__STORED RECORDS__:
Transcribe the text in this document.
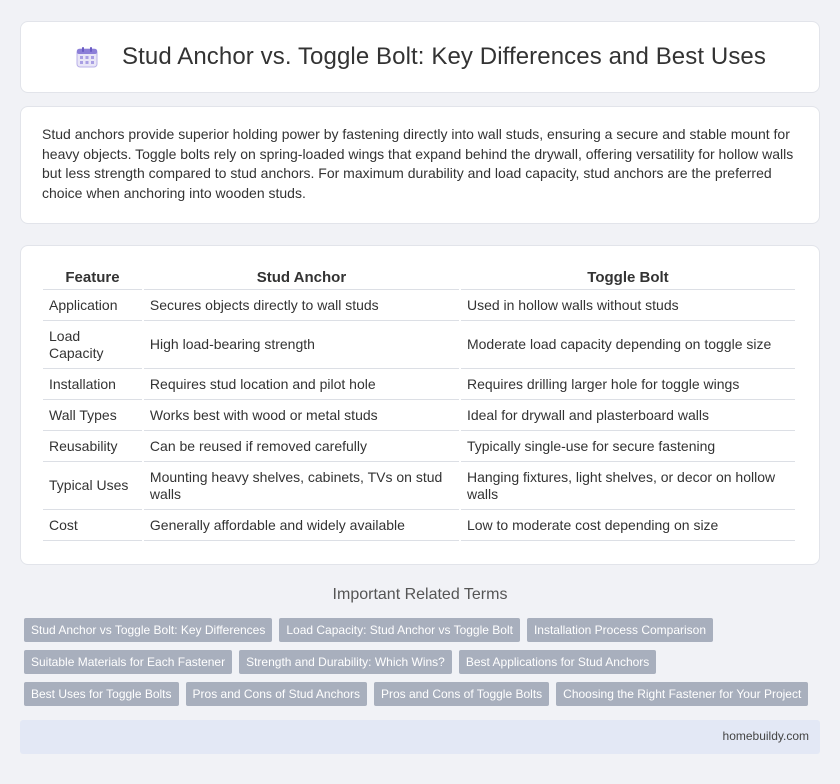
Stud Anchor vs. Toggle Bolt: Key Differences and Best Uses

Stud anchors provide superior holding power by fastening directly into wall studs, ensuring a secure and stable mount for heavy objects. Toggle bolts rely on spring-loaded wings that expand behind the drywall, offering versatility for hollow walls but less strength compared to stud anchors. For maximum durability and load capacity, stud anchors are the preferred choice when anchoring into wooden studs.

Feature	Stud Anchor	Toggle Bolt
Application	Secures objects directly to wall studs	Used in hollow walls without studs
Load Capacity	High load-bearing strength	Moderate load capacity depending on toggle size
Installation	Requires stud location and pilot hole	Requires drilling larger hole for toggle wings
Wall Types	Works best with wood or metal studs	Ideal for drywall and plasterboard walls
Reusability	Can be reused if removed carefully	Typically single-use for secure fastening
Typical Uses	Mounting heavy shelves, cabinets, TVs on stud walls	Hanging fixtures, light shelves, or decor on hollow walls
Cost	Generally affordable and widely available	Low to moderate cost depending on size
Important Related Terms
Stud Anchor vs Toggle Bolt: Key Differences	Load Capacity: Stud Anchor vs Toggle Bolt	Installation Process Comparison
Suitable Materials for Each Fastener	Strength and Durability: Which Wins?	Best Applications for Stud Anchors
Best Uses for Toggle Bolts	Pros and Cons of Stud Anchors	Pros and Cons of Toggle Bolts	Choosing the Right Fastener for Your Project
homebuildy.com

__GOAL__:
Reproduce all the entries that precede this task, word for word, minus any pictures.

__SOLVED EXERCISE__:
Transcribe the text in this document.
Stud Anchor vs. Toggle Bolt: Key Differences and Best Uses

Stud anchors provide superior holding power by fastening directly into wall studs, ensuring a secure and stable mount for heavy objects. Toggle bolts rely on spring-loaded wings that expand behind the drywall, offering versatility for hollow walls but less strength compared to stud anchors. For maximum durability and load capacity, stud anchors are the preferred choice when anchoring into wooden studs.

Feature	Stud Anchor	Toggle Bolt
Application	Secures objects directly to wall studs	Used in hollow walls without studs
Load Capacity	High load-bearing strength	Moderate load capacity depending on toggle size
Installation	Requires stud location and pilot hole	Requires drilling larger hole for toggle wings
Wall Types	Works best with wood or metal studs	Ideal for drywall and plasterboard walls
Reusability	Can be reused if removed carefully	Typically single-use for secure fastening
Typical Uses	Mounting heavy shelves, cabinets, TVs on stud walls	Hanging fixtures, light shelves, or decor on hollow walls
Cost	Generally affordable and widely available	Low to moderate cost depending on size
Important Related Terms
Stud Anchor vs Toggle Bolt: Key Differences	Load Capacity: Stud Anchor vs Toggle Bolt	Installation Process Comparison
Suitable Materials for Each Fastener	Strength and Durability: Which Wins?	Best Applications for Stud Anchors
Best Uses for Toggle Bolts	Pros and Cons of Stud Anchors	Pros and Cons of Toggle Bolts	Choosing the Right Fastener for Your Project
homebuildy.com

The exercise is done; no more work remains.